» **GIVEN EXERCISE**
Transcribe all the records exactly and omit any images they hold.

» **DATASET ENTRIES**
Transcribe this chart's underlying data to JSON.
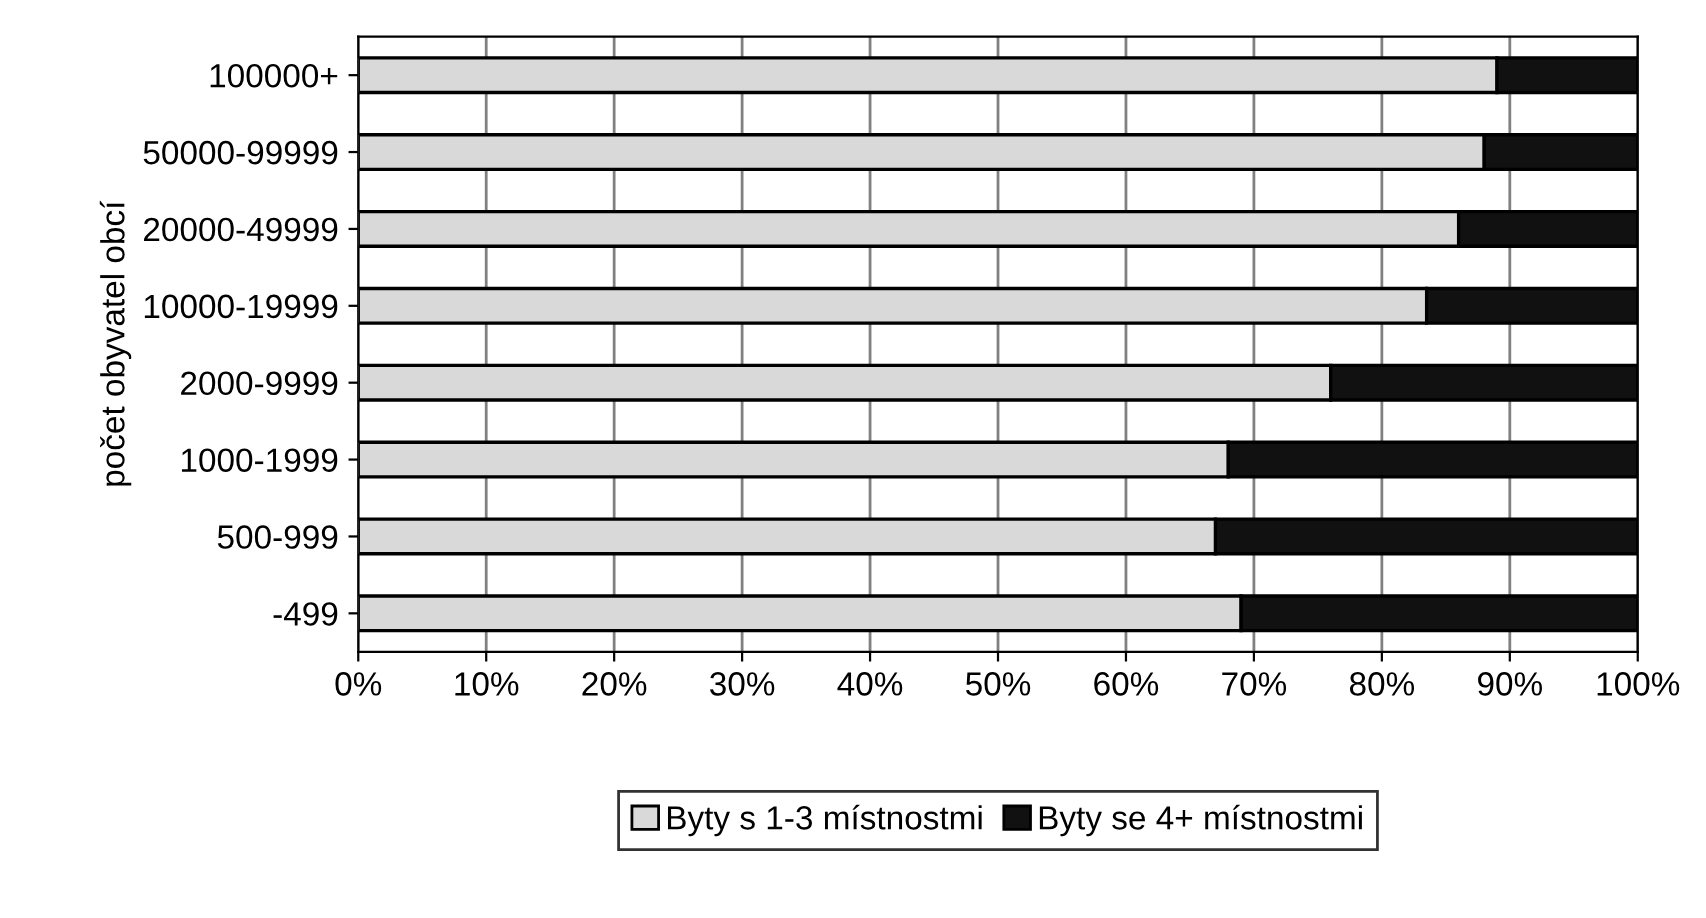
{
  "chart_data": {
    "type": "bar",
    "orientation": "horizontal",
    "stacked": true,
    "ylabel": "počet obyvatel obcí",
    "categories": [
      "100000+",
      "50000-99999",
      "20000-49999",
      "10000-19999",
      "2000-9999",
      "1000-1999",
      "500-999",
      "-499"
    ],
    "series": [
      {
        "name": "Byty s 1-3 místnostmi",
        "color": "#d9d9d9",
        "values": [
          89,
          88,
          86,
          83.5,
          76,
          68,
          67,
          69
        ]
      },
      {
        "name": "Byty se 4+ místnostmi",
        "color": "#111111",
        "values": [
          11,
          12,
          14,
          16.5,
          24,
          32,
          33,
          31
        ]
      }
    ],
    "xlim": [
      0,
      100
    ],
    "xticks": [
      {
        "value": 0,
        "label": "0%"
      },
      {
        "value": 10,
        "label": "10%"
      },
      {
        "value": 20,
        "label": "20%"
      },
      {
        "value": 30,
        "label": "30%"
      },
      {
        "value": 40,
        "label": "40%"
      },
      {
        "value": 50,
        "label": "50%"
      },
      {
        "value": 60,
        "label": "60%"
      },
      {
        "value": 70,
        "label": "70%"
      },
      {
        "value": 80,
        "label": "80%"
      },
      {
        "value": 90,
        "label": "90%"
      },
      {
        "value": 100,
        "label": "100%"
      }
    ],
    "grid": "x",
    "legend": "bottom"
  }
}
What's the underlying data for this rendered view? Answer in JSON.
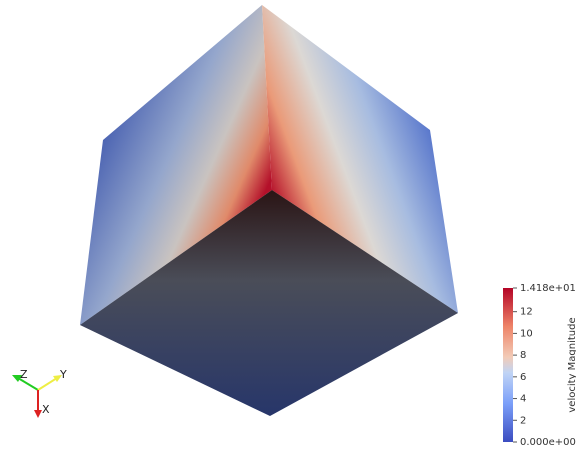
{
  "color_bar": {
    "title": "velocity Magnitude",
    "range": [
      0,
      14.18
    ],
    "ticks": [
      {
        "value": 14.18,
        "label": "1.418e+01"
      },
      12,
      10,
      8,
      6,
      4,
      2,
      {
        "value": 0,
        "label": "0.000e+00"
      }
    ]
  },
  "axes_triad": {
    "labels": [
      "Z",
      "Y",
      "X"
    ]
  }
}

» **WORKED SOLUTION**
Transcribe this chart's underlying data to JSON.
{
  "chart_data": {
    "type": "bar",
    "orientation": "horizontal",
    "stacked": true,
    "ylabel": "počet obyvatel obcí",
    "categories": [
      "100000+",
      "50000-99999",
      "20000-49999",
      "10000-19999",
      "2000-9999",
      "1000-1999",
      "500-999",
      "-499"
    ],
    "series": [
      {
        "name": "Byty s 1-3 místnostmi",
        "color": "#d9d9d9",
        "values": [
          89,
          88,
          86,
          83.5,
          76,
          68,
          67,
          69
        ]
      },
      {
        "name": "Byty se 4+ místnostmi",
        "color": "#111111",
        "values": [
          11,
          12,
          14,
          16.5,
          24,
          32,
          33,
          31
        ]
      }
    ],
    "xlim": [
      0,
      100
    ],
    "xticks": [
      {
        "value": 0,
        "label": "0%"
      },
      {
        "value": 10,
        "label": "10%"
      },
      {
        "value": 20,
        "label": "20%"
      },
      {
        "value": 30,
        "label": "30%"
      },
      {
        "value": 40,
        "label": "40%"
      },
      {
        "value": 50,
        "label": "50%"
      },
      {
        "value": 60,
        "label": "60%"
      },
      {
        "value": 70,
        "label": "70%"
      },
      {
        "value": 80,
        "label": "80%"
      },
      {
        "value": 90,
        "label": "90%"
      },
      {
        "value": 100,
        "label": "100%"
      }
    ],
    "grid": "x",
    "legend": "bottom"
  }
}
What's the underlying data for this rendered view? Answer in JSON.
{
  "color_bar": {
    "title": "velocity Magnitude",
    "range": [
      0,
      14.18
    ],
    "ticks": [
      {
        "value": 14.18,
        "label": "1.418e+01"
      },
      12,
      10,
      8,
      6,
      4,
      2,
      {
        "value": 0,
        "label": "0.000e+00"
      }
    ]
  },
  "axes_triad": {
    "labels": [
      "Z",
      "Y",
      "X"
    ]
  }
}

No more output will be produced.